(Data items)

>> Start

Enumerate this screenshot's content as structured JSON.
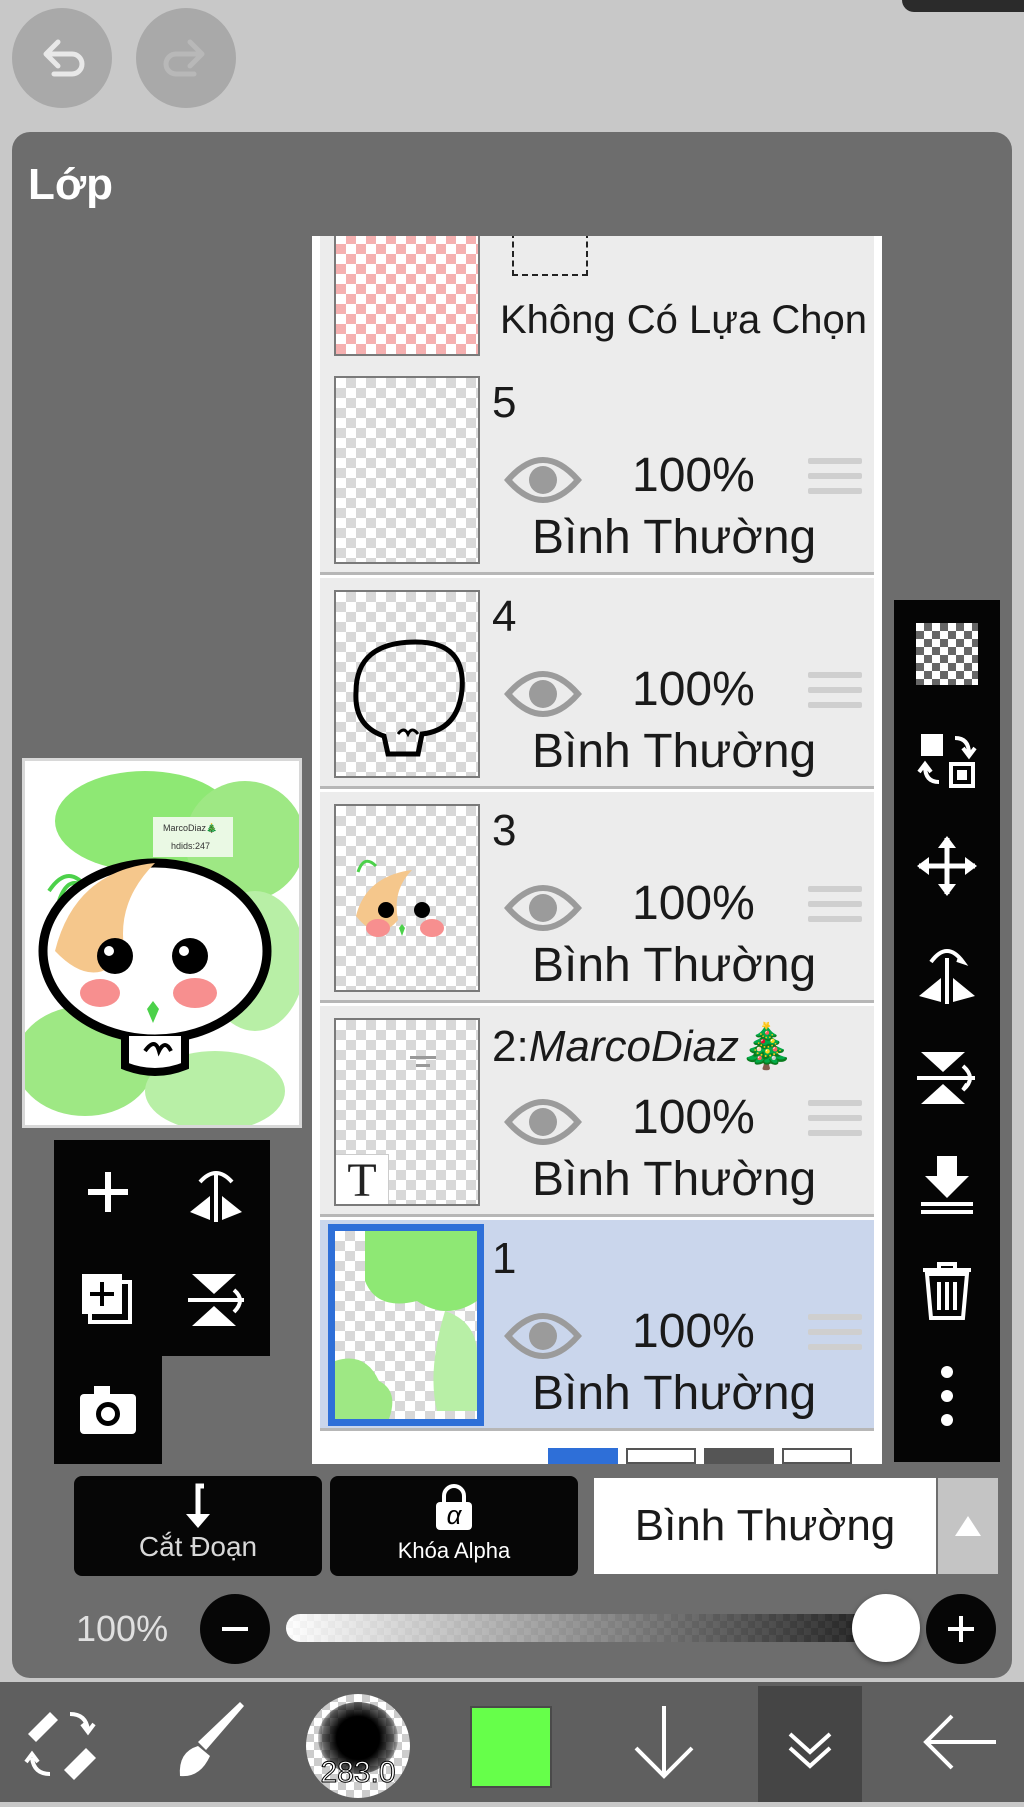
{
  "panel": {
    "title": "Lớp"
  },
  "layers": {
    "selection_layer": {
      "label": "Không Có Lựa Chọn"
    },
    "rows": [
      {
        "name": "5",
        "opacity": "100%",
        "blend": "Bình Thường"
      },
      {
        "name": "4",
        "opacity": "100%",
        "blend": "Bình Thường"
      },
      {
        "name": "3",
        "opacity": "100%",
        "blend": "Bình Thường"
      },
      {
        "name_prefix": "2:",
        "name_italic": "MarcoDiaz",
        "emoji": "🎄",
        "opacity": "100%",
        "blend": "Bình Thường"
      },
      {
        "name": "1",
        "opacity": "100%",
        "blend": "Bình Thường"
      }
    ]
  },
  "preview": {
    "note_line1": "MarcoDiaz🎄",
    "note_line2": "hdids:247"
  },
  "thumb2_text_icon": "T",
  "actions": {
    "clipping_label": "Cắt Đoạn",
    "alpha_lock_label": "Khóa Alpha",
    "alpha_symbol": "α",
    "blend_mode": "Bình Thường"
  },
  "opacity_slider": {
    "label": "100%",
    "value": 1.0
  },
  "bottom": {
    "brush_size": "283.0",
    "color": "#66ff4a"
  },
  "icons": [
    "undo-icon",
    "redo-icon",
    "add-layer-icon",
    "flip-horizontal-icon",
    "add-layer-copy-icon",
    "flip-vertical-icon",
    "camera-icon",
    "transparency-icon",
    "swap-icon",
    "move-icon",
    "mirror-icon",
    "rotate-flip-icon",
    "merge-down-icon",
    "trash-icon",
    "more-icon",
    "eraser-swap-icon",
    "brush-icon",
    "color-swatch",
    "down-arrow-icon",
    "collapse-icon",
    "back-arrow-icon"
  ]
}
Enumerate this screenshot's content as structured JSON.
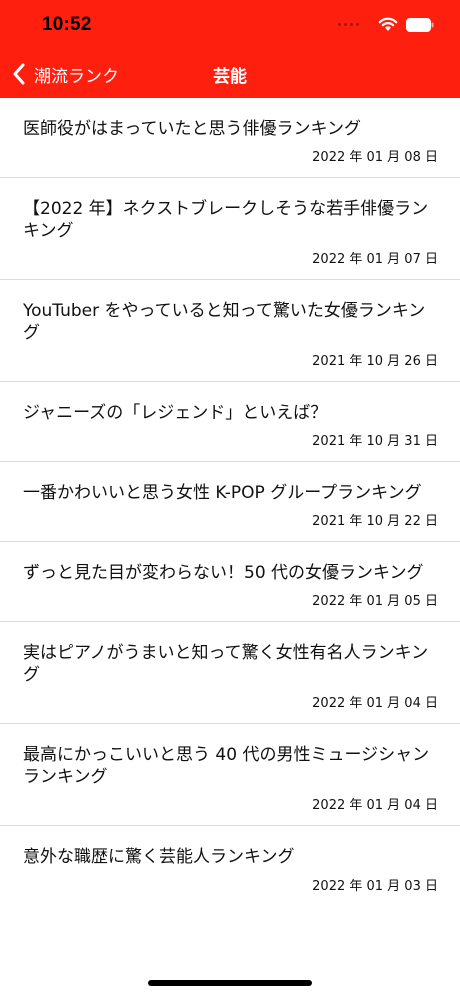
{
  "status_bar": {
    "time": "10:52"
  },
  "nav": {
    "back_label": "潮流ランク",
    "title": "芸能"
  },
  "colors": {
    "header_bg": "#fe1f0e",
    "header_text": "#ffffff"
  },
  "articles": [
    {
      "title": "医師役がはまっていたと思う俳優ランキング",
      "date": "2022 年 01 月 08 日"
    },
    {
      "title": "【2022 年】ネクストブレークしそうな若手俳優ランキング",
      "date": "2022 年 01 月 07 日"
    },
    {
      "title": "YouTuber をやっていると知って驚いた女優ランキング",
      "date": "2021 年 10 月 26 日"
    },
    {
      "title": "ジャニーズの「レジェンド」といえば？",
      "date": "2021 年 10 月 31 日"
    },
    {
      "title": "一番かわいいと思う女性 K-POP グループランキング",
      "date": "2021 年 10 月 22 日"
    },
    {
      "title": "ずっと見た目が変わらない！50 代の女優ランキング",
      "date": "2022 年 01 月 05 日"
    },
    {
      "title": "実はピアノがうまいと知って驚く女性有名人ランキング",
      "date": "2022 年 01 月 04 日"
    },
    {
      "title": "最高にかっこいいと思う 40 代の男性ミュージシャンランキング",
      "date": "2022 年 01 月 04 日"
    },
    {
      "title": "意外な職歴に驚く芸能人ランキング",
      "date": "2022 年 01 月 03 日"
    }
  ]
}
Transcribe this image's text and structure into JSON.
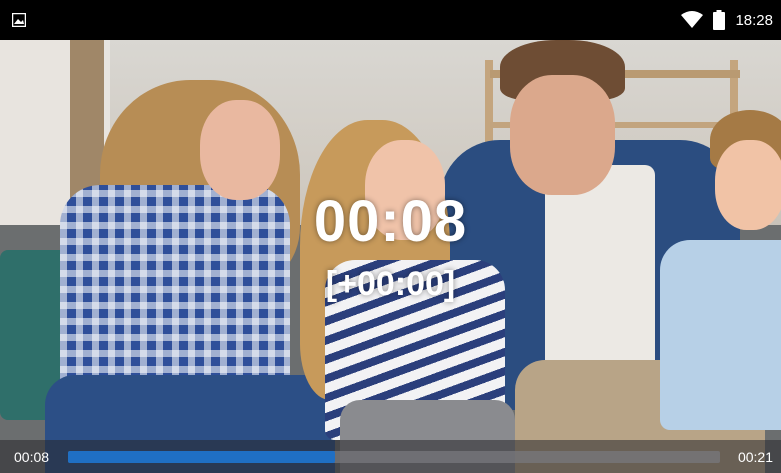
{
  "status_bar": {
    "time": "18:28",
    "icons": [
      "image-icon",
      "wifi-icon",
      "battery-icon"
    ]
  },
  "player": {
    "overlay_time": "00:08",
    "overlay_delta": "[+00:00]",
    "current_time": "00:08",
    "total_time": "00:21",
    "progress_fraction": 0.41
  },
  "colors": {
    "progress_fill": "#1f6fc4",
    "status_bar_bg": "#000000"
  }
}
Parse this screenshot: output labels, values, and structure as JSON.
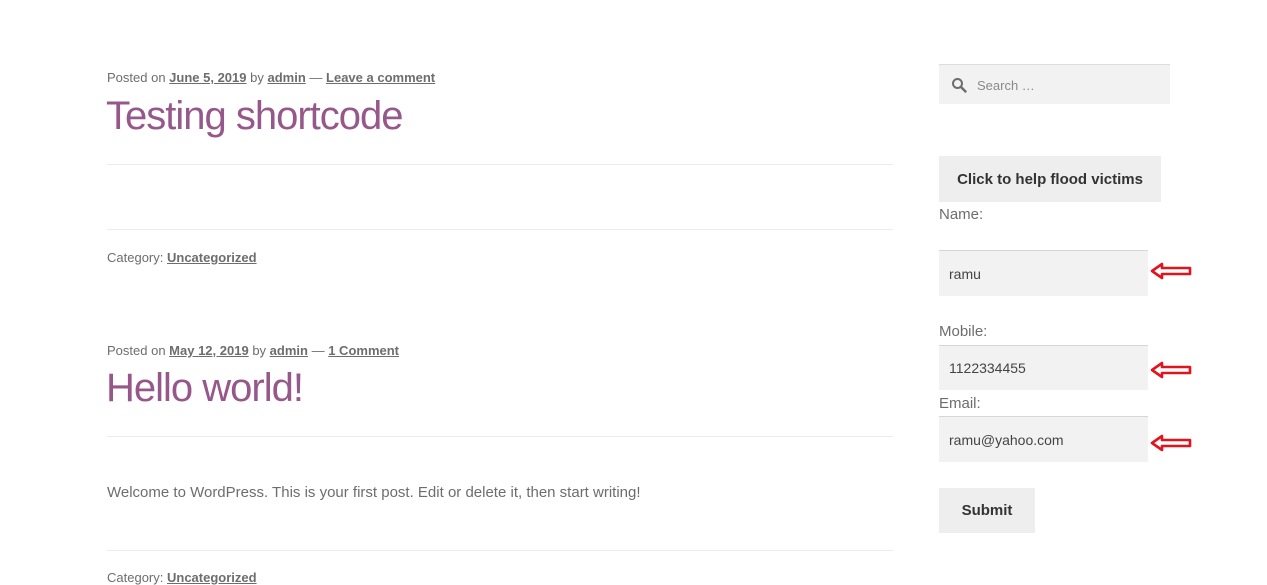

>> End

Work required:
From the data above, copy each line that has the string "MarcoDiaz".

Task answer:
        "name_italic": "MarcoDiaz",
    "note_line1": "MarcoDiaz🎄",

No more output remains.